## [課題の説明]
美術展の人気を扱った本文のうち、「こんにちは、電脳コラムニストの村上です。」から「りに予定調整をしていました。」までを、「入場者」を「来場者」に差し替えて書き写すこと。

***** 本文抜粋 *****

こんにちは、電脳コラムニストの村上です。

緊急事態宣言で一番大変だったことはなんでしょうか?夜ごはんに困った、お酒が飲めなくて困った……いろいろあることでしょう。私の場合、それは美術展でした。

どうやら日本人は「世界一美術展が好き」らしいです。

英美術専門誌「ザ・アート・ニュースペーパー」が発表したコロナ前の2019年の美術展入場者ランキングでは、1日当たりの入場者トップ10に日本の展覧会が3つ(「ムンク展 共鳴する魂の叫び」「クリムト展 ウィーンと日本1900」「国宝東寺 空海と仏像曼荼羅」)入っている。

日本が上位を独占していた2000年代前半と比べると見劣りはするが、トップ3を独占したブラジルの展覧会は入場無料のため、有料となると4位の日本が最も高い。さらに上位30位まででは、日本は11もの展覧会がランクインし、米国7、ブラジル5、フランス4を上回り最多だ。

2020年はオリンピックイヤーということもあり、全国各地の美術館が渾身の企画をしていました。めったに出ない収蔵品や、年間の展示日数が限られている国宝もかつてない勢いで大判振る舞い状態でしたので、見逃してはならぬ!とばかりに予定調整をしていました。

ところが、緊急事態宣言により多くの展示が中止または延期になってしまいました。コロナ禍ではどの美術館も時間予約システムを導入したり、消毒や入退場フローなどの適切な対応をしてきました。おかげで鑑賞する側としては以前のようなギューギューで満足に見られない状況も回避でき、むしろずっとこれを続けてほしいと思うくらいでした(興行的には難しいのかもしれませんが)。特に企画展においては、様々な場所から貸してもらったり、展示日数の調整などで延期が難しいものが多いです。なぜ大声でしゃべることが憚られる美術館が営業自粛の対象になったのかは、今でも理解することが難しいです。

企画展と言えば、先の記事では以下のような指摘もありました。

***** 提供データ *****

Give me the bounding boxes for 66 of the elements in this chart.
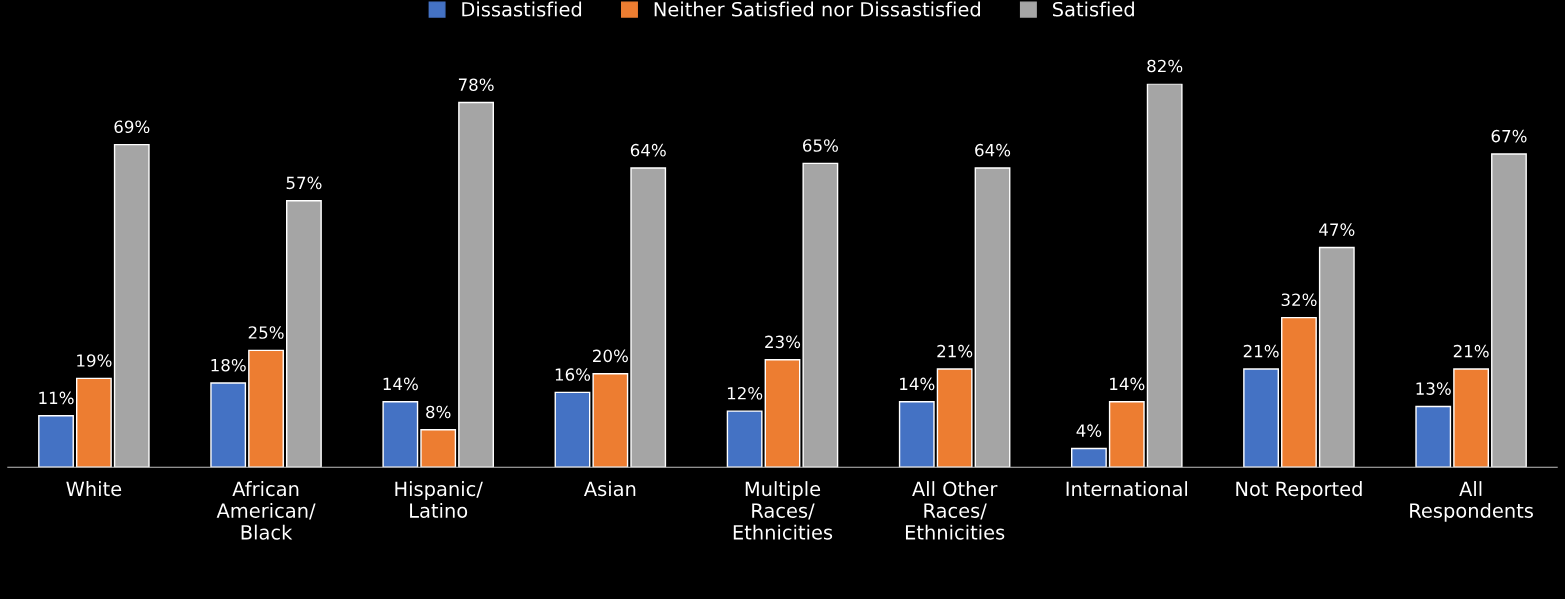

*****

## [以下が結果]
こんにちは、電脳コラムニストの村上です。

緊急事態宣言で一番大変だったことはなんでしょうか?夜ごはんに困った、お酒が飲めなくて困った……いろいろあることでしょう。私の場合、それは美術展でした。

どうやら日本人は「世界一美術展が好き」らしいです。

英美術専門誌「ザ・アート・ニュースペーパー」が発表したコロナ前の2019年の美術展来場者ランキングでは、1日当たりの来場者トップ10に日本の展覧会が3つ(「ムンク展 共鳴する魂の叫び」「クリムト展 ウィーンと日本1900」「国宝東寺 空海と仏像曼荼羅」)入っている。

日本が上位を独占していた2000年代前半と比べると見劣りはするが、トップ3を独占したブラジルの展覧会は入場無料のため、有料となると4位の日本が最も高い。さらに上位30位まででは、日本は11もの展覧会がランクインし、米国7、ブラジル5、フランス4を上回り最多だ。

2020年はオリンピックイヤーということもあり、全国各地の美術館が渾身の企画をしていました。めったに出ない収蔵品や、年間の展示日数が限られている国宝もかつてない勢いで大判振る舞い状態でしたので、見逃してはならぬ!とばかりに予定調整をしていました。